Out of the lines below, please list those that hold the string "Predicted".

*DATA ENTRIES*.
==*==
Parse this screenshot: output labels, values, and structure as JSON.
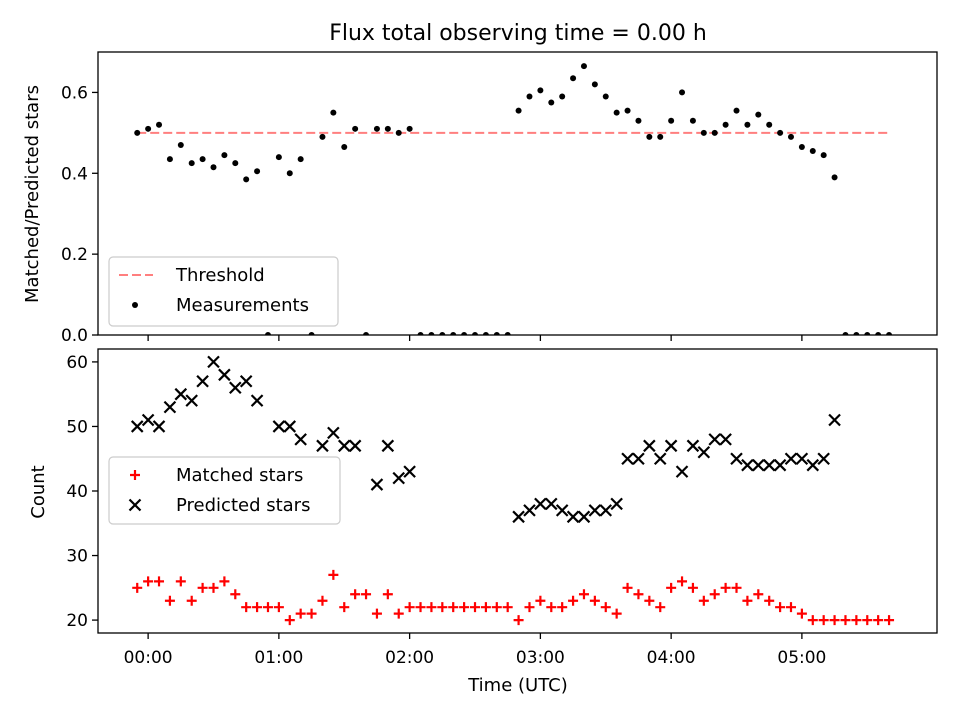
{
  "chart_data": [
    {
      "type": "scatter",
      "title": "Flux total observing time = 0.00 h",
      "xlabel": "",
      "ylabel": "Matched/Predicted stars",
      "ylim": [
        0,
        0.7
      ],
      "yticks": [
        "0.0",
        "0.2",
        "0.4",
        "0.6"
      ],
      "ytick_values": [
        0,
        0.2,
        0.4,
        0.6
      ],
      "grid": false,
      "legend_position": "lower-left",
      "threshold": {
        "name": "Threshold",
        "value": 0.5,
        "x_start": "23:55",
        "x_end": "05:40",
        "color": "#ff7f7f"
      },
      "series": [
        {
          "name": "Measurements",
          "color": "#000000",
          "points": [
            [
              "23:55",
              0.5
            ],
            [
              "00:00",
              0.51
            ],
            [
              "00:05",
              0.52
            ],
            [
              "00:10",
              0.435
            ],
            [
              "00:15",
              0.47
            ],
            [
              "00:20",
              0.425
            ],
            [
              "00:25",
              0.435
            ],
            [
              "00:30",
              0.415
            ],
            [
              "00:35",
              0.445
            ],
            [
              "00:40",
              0.425
            ],
            [
              "00:45",
              0.385
            ],
            [
              "00:50",
              0.405
            ],
            [
              "00:55",
              0.0
            ],
            [
              "01:00",
              0.44
            ],
            [
              "01:05",
              0.4
            ],
            [
              "01:10",
              0.435
            ],
            [
              "01:15",
              0.0
            ],
            [
              "01:20",
              0.49
            ],
            [
              "01:25",
              0.55
            ],
            [
              "01:30",
              0.465
            ],
            [
              "01:35",
              0.51
            ],
            [
              "01:40",
              0.0
            ],
            [
              "01:45",
              0.51
            ],
            [
              "01:50",
              0.51
            ],
            [
              "01:55",
              0.5
            ],
            [
              "02:00",
              0.51
            ],
            [
              "02:05",
              0.0
            ],
            [
              "02:10",
              0.0
            ],
            [
              "02:15",
              0.0
            ],
            [
              "02:20",
              0.0
            ],
            [
              "02:25",
              0.0
            ],
            [
              "02:30",
              0.0
            ],
            [
              "02:35",
              0.0
            ],
            [
              "02:40",
              0.0
            ],
            [
              "02:45",
              0.0
            ],
            [
              "02:50",
              0.555
            ],
            [
              "02:55",
              0.59
            ],
            [
              "03:00",
              0.605
            ],
            [
              "03:05",
              0.575
            ],
            [
              "03:10",
              0.59
            ],
            [
              "03:15",
              0.635
            ],
            [
              "03:20",
              0.665
            ],
            [
              "03:25",
              0.62
            ],
            [
              "03:30",
              0.59
            ],
            [
              "03:35",
              0.55
            ],
            [
              "03:40",
              0.555
            ],
            [
              "03:45",
              0.53
            ],
            [
              "03:50",
              0.49
            ],
            [
              "03:55",
              0.49
            ],
            [
              "04:00",
              0.53
            ],
            [
              "04:05",
              0.6
            ],
            [
              "04:10",
              0.53
            ],
            [
              "04:15",
              0.5
            ],
            [
              "04:20",
              0.5
            ],
            [
              "04:25",
              0.52
            ],
            [
              "04:30",
              0.555
            ],
            [
              "04:35",
              0.52
            ],
            [
              "04:40",
              0.545
            ],
            [
              "04:45",
              0.52
            ],
            [
              "04:50",
              0.5
            ],
            [
              "04:55",
              0.49
            ],
            [
              "05:00",
              0.465
            ],
            [
              "05:05",
              0.455
            ],
            [
              "05:10",
              0.445
            ],
            [
              "05:15",
              0.39
            ],
            [
              "05:20",
              0.0
            ],
            [
              "05:25",
              0.0
            ],
            [
              "05:30",
              0.0
            ],
            [
              "05:35",
              0.0
            ],
            [
              "05:40",
              0.0
            ]
          ]
        }
      ]
    },
    {
      "type": "scatter",
      "title": "",
      "xlabel": "Time (UTC)",
      "ylabel": "Count",
      "ylim": [
        18,
        62
      ],
      "yticks": [
        "20",
        "30",
        "40",
        "50",
        "60"
      ],
      "ytick_values": [
        20,
        30,
        40,
        50,
        60
      ],
      "xlim": [
        "23:37",
        "06:02"
      ],
      "xticks": [
        "00:00",
        "01:00",
        "02:00",
        "03:00",
        "04:00",
        "05:00"
      ],
      "grid": false,
      "legend_position": "center-left",
      "series": [
        {
          "name": "Matched stars",
          "marker": "+",
          "color": "#ff0000",
          "points": [
            [
              "23:55",
              25
            ],
            [
              "00:00",
              26
            ],
            [
              "00:05",
              26
            ],
            [
              "00:10",
              23
            ],
            [
              "00:15",
              26
            ],
            [
              "00:20",
              23
            ],
            [
              "00:25",
              25
            ],
            [
              "00:30",
              25
            ],
            [
              "00:35",
              26
            ],
            [
              "00:40",
              24
            ],
            [
              "00:45",
              22
            ],
            [
              "00:50",
              22
            ],
            [
              "00:55",
              22
            ],
            [
              "01:00",
              22
            ],
            [
              "01:05",
              20
            ],
            [
              "01:10",
              21
            ],
            [
              "01:15",
              21
            ],
            [
              "01:20",
              23
            ],
            [
              "01:25",
              27
            ],
            [
              "01:30",
              22
            ],
            [
              "01:35",
              24
            ],
            [
              "01:40",
              24
            ],
            [
              "01:45",
              21
            ],
            [
              "01:50",
              24
            ],
            [
              "01:55",
              21
            ],
            [
              "02:00",
              22
            ],
            [
              "02:05",
              22
            ],
            [
              "02:10",
              22
            ],
            [
              "02:15",
              22
            ],
            [
              "02:20",
              22
            ],
            [
              "02:25",
              22
            ],
            [
              "02:30",
              22
            ],
            [
              "02:35",
              22
            ],
            [
              "02:40",
              22
            ],
            [
              "02:45",
              22
            ],
            [
              "02:50",
              20
            ],
            [
              "02:55",
              22
            ],
            [
              "03:00",
              23
            ],
            [
              "03:05",
              22
            ],
            [
              "03:10",
              22
            ],
            [
              "03:15",
              23
            ],
            [
              "03:20",
              24
            ],
            [
              "03:25",
              23
            ],
            [
              "03:30",
              22
            ],
            [
              "03:35",
              21
            ],
            [
              "03:40",
              25
            ],
            [
              "03:45",
              24
            ],
            [
              "03:50",
              23
            ],
            [
              "03:55",
              22
            ],
            [
              "04:00",
              25
            ],
            [
              "04:05",
              26
            ],
            [
              "04:10",
              25
            ],
            [
              "04:15",
              23
            ],
            [
              "04:20",
              24
            ],
            [
              "04:25",
              25
            ],
            [
              "04:30",
              25
            ],
            [
              "04:35",
              23
            ],
            [
              "04:40",
              24
            ],
            [
              "04:45",
              23
            ],
            [
              "04:50",
              22
            ],
            [
              "04:55",
              22
            ],
            [
              "05:00",
              21
            ],
            [
              "05:05",
              20
            ],
            [
              "05:10",
              20
            ],
            [
              "05:15",
              20
            ],
            [
              "05:20",
              20
            ],
            [
              "05:25",
              20
            ],
            [
              "05:30",
              20
            ],
            [
              "05:35",
              20
            ],
            [
              "05:40",
              20
            ]
          ]
        },
        {
          "name": "Predicted stars",
          "marker": "x",
          "color": "#000000",
          "points": [
            [
              "23:55",
              50
            ],
            [
              "00:00",
              51
            ],
            [
              "00:05",
              50
            ],
            [
              "00:10",
              53
            ],
            [
              "00:15",
              55
            ],
            [
              "00:20",
              54
            ],
            [
              "00:25",
              57
            ],
            [
              "00:30",
              60
            ],
            [
              "00:35",
              58
            ],
            [
              "00:40",
              56
            ],
            [
              "00:45",
              57
            ],
            [
              "00:50",
              54
            ],
            [
              "01:00",
              50
            ],
            [
              "01:05",
              50
            ],
            [
              "01:10",
              48
            ],
            [
              "01:20",
              47
            ],
            [
              "01:25",
              49
            ],
            [
              "01:30",
              47
            ],
            [
              "01:35",
              47
            ],
            [
              "01:45",
              41
            ],
            [
              "01:50",
              47
            ],
            [
              "01:55",
              42
            ],
            [
              "02:00",
              43
            ],
            [
              "02:50",
              36
            ],
            [
              "02:55",
              37
            ],
            [
              "03:00",
              38
            ],
            [
              "03:05",
              38
            ],
            [
              "03:10",
              37
            ],
            [
              "03:15",
              36
            ],
            [
              "03:20",
              36
            ],
            [
              "03:25",
              37
            ],
            [
              "03:30",
              37
            ],
            [
              "03:35",
              38
            ],
            [
              "03:40",
              45
            ],
            [
              "03:45",
              45
            ],
            [
              "03:50",
              47
            ],
            [
              "03:55",
              45
            ],
            [
              "04:00",
              47
            ],
            [
              "04:05",
              43
            ],
            [
              "04:10",
              47
            ],
            [
              "04:15",
              46
            ],
            [
              "04:20",
              48
            ],
            [
              "04:25",
              48
            ],
            [
              "04:30",
              45
            ],
            [
              "04:35",
              44
            ],
            [
              "04:40",
              44
            ],
            [
              "04:45",
              44
            ],
            [
              "04:50",
              44
            ],
            [
              "04:55",
              45
            ],
            [
              "05:00",
              45
            ],
            [
              "05:05",
              44
            ],
            [
              "05:10",
              45
            ],
            [
              "05:15",
              51
            ]
          ]
        }
      ]
    }
  ]
}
==*==
*OUTPUT FOR THIS TASK*.
      "ylabel": "Matched/Predicted stars",
          "name": "Predicted stars",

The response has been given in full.